◆ Set problem ◆
State only how many lines contain the string "Output".

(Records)

-- START --

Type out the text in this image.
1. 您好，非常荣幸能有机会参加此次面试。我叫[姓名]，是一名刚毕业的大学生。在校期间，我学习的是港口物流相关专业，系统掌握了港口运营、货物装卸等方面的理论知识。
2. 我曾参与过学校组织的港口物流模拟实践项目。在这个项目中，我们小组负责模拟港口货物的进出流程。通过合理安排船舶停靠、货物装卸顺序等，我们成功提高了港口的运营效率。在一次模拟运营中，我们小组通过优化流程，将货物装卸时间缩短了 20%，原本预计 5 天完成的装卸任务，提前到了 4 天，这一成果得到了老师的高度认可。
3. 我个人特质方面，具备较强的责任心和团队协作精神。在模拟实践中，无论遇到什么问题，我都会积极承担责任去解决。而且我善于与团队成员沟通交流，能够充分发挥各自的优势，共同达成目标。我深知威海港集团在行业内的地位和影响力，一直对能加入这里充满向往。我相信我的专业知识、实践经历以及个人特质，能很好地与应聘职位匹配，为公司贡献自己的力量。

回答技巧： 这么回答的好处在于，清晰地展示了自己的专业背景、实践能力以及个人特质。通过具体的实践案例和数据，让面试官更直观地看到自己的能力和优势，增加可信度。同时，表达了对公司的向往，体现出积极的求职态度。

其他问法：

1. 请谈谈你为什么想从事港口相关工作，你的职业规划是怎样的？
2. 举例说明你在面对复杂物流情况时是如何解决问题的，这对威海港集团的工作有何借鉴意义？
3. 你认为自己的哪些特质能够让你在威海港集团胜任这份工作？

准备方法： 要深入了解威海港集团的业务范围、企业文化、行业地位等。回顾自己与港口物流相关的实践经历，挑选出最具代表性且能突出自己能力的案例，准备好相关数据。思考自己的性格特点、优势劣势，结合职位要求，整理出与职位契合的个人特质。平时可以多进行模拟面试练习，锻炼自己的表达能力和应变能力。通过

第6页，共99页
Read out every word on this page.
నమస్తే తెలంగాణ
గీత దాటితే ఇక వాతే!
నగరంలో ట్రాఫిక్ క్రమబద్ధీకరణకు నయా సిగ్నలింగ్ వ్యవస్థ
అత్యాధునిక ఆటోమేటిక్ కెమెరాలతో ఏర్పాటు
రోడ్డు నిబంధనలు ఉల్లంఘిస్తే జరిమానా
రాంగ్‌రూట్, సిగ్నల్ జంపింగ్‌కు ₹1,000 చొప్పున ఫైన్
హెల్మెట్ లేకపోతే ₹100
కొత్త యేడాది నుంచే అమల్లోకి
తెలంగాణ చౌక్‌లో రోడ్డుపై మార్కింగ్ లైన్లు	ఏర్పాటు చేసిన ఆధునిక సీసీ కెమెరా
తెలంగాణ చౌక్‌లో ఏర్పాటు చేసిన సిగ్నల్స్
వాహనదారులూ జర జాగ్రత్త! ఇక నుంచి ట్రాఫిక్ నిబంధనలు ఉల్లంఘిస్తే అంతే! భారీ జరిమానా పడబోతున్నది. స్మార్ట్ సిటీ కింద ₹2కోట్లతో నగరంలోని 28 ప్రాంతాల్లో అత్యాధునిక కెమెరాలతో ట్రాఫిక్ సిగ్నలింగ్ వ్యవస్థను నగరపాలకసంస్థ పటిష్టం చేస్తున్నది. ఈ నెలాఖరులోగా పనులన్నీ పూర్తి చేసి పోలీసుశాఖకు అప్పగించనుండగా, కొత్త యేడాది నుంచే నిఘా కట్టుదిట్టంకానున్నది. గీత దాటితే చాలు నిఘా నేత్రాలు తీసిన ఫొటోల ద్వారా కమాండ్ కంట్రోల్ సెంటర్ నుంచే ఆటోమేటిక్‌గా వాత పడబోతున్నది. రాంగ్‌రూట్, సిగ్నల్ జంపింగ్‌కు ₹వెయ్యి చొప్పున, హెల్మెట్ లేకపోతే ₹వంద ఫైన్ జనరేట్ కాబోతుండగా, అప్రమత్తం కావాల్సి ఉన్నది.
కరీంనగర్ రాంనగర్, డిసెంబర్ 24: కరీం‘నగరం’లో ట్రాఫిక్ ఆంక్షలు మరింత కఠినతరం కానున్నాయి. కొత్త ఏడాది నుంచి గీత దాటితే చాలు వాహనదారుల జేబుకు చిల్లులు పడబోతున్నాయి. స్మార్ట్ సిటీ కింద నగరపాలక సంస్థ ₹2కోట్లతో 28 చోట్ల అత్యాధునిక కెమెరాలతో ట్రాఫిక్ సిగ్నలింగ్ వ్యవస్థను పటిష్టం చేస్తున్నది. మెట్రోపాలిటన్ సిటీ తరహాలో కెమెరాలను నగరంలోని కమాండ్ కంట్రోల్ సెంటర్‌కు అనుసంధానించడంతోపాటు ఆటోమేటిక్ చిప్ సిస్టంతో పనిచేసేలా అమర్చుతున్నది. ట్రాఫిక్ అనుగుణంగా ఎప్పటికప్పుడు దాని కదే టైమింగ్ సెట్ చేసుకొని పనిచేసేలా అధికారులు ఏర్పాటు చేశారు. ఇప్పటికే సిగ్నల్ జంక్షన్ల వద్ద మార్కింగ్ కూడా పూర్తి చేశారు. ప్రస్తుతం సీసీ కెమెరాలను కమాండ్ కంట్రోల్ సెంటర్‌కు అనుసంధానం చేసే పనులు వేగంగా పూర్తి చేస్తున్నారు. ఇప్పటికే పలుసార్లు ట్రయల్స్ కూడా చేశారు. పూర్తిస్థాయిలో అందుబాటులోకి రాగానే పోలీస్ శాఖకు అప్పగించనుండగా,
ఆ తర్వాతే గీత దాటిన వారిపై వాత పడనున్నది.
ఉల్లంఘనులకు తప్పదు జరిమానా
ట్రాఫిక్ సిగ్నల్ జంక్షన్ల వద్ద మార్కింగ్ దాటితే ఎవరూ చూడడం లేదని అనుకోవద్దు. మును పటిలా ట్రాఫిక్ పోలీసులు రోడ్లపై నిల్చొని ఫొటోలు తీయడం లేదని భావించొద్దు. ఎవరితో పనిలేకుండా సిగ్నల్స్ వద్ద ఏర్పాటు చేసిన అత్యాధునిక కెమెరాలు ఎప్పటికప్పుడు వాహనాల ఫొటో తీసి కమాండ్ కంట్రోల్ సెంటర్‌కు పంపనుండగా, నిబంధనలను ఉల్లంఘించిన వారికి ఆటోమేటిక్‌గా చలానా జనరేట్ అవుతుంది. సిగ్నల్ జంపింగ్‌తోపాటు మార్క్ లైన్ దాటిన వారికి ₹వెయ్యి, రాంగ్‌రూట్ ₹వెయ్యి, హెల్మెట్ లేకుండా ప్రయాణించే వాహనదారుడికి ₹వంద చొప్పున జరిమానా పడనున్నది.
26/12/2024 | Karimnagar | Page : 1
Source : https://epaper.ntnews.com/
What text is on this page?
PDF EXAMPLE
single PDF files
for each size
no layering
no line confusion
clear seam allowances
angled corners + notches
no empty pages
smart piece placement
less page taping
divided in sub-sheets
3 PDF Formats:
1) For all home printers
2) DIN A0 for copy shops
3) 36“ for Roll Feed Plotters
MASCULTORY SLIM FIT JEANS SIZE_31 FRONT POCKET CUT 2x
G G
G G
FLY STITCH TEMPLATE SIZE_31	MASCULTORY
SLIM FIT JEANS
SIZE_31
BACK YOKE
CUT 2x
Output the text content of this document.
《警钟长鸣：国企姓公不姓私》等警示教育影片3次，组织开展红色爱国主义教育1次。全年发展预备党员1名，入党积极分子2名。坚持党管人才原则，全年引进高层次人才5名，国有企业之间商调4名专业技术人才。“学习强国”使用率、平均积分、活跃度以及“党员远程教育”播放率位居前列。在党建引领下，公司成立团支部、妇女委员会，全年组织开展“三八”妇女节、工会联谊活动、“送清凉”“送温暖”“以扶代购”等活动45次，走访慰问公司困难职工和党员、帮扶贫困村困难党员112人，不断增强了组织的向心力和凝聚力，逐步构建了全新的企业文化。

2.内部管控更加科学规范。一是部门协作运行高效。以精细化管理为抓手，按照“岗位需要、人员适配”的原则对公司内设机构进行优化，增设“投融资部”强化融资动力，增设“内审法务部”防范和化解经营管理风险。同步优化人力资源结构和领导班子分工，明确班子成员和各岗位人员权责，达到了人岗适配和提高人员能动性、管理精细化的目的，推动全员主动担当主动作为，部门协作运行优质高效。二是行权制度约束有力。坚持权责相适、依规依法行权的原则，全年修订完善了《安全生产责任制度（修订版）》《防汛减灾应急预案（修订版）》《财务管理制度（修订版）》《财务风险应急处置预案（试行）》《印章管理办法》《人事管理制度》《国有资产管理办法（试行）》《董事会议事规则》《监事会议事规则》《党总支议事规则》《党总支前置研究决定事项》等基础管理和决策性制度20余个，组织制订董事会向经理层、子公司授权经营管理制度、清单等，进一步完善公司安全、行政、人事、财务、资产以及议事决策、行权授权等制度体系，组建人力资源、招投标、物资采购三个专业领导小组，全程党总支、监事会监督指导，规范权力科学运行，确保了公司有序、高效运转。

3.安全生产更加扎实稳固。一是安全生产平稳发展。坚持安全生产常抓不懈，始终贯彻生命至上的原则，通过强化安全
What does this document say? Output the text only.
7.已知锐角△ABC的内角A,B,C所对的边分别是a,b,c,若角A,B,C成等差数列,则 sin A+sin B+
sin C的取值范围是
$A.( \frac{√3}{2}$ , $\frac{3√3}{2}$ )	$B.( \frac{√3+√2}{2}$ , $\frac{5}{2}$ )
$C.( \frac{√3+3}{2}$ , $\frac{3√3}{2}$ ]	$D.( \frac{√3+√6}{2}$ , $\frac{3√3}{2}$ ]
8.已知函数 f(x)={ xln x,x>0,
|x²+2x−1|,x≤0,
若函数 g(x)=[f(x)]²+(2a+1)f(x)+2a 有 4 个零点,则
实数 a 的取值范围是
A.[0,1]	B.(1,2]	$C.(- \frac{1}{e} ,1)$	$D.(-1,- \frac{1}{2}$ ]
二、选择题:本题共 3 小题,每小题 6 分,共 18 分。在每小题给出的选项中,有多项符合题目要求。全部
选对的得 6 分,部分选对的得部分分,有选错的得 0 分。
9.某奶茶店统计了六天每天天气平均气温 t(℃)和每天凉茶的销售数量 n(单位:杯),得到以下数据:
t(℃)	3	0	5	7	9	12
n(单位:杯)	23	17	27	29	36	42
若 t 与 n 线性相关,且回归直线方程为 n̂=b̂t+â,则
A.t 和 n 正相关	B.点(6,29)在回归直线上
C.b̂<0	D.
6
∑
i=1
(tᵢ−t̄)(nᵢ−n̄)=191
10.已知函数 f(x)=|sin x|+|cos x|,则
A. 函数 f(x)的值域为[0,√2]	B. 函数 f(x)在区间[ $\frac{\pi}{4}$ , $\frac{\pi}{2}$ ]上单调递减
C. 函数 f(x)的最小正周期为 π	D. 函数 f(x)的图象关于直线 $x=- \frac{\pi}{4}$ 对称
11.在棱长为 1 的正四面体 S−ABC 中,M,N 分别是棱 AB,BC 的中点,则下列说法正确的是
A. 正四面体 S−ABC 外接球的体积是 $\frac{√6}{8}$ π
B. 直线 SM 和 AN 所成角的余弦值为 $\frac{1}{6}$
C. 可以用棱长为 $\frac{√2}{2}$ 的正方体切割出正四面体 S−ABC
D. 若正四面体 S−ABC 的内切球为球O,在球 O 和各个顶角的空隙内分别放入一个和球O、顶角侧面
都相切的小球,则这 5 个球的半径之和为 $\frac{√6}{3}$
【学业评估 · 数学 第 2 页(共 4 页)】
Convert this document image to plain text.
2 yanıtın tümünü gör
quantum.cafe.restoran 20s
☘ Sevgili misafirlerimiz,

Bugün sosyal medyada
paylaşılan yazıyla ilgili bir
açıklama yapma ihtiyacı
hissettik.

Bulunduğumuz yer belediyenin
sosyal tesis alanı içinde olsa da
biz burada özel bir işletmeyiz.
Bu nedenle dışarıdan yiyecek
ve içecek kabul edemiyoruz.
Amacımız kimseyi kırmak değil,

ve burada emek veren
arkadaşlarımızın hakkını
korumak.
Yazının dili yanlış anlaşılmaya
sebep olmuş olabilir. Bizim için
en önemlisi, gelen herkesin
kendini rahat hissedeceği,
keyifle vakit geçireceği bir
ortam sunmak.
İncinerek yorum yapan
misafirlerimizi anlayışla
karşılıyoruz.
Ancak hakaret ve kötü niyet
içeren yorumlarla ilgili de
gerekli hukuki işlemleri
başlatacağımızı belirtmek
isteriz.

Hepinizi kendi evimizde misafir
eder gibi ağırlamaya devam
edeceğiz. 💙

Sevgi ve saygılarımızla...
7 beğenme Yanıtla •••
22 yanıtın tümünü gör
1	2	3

-- END --

◆ Solution to the problem ◆
2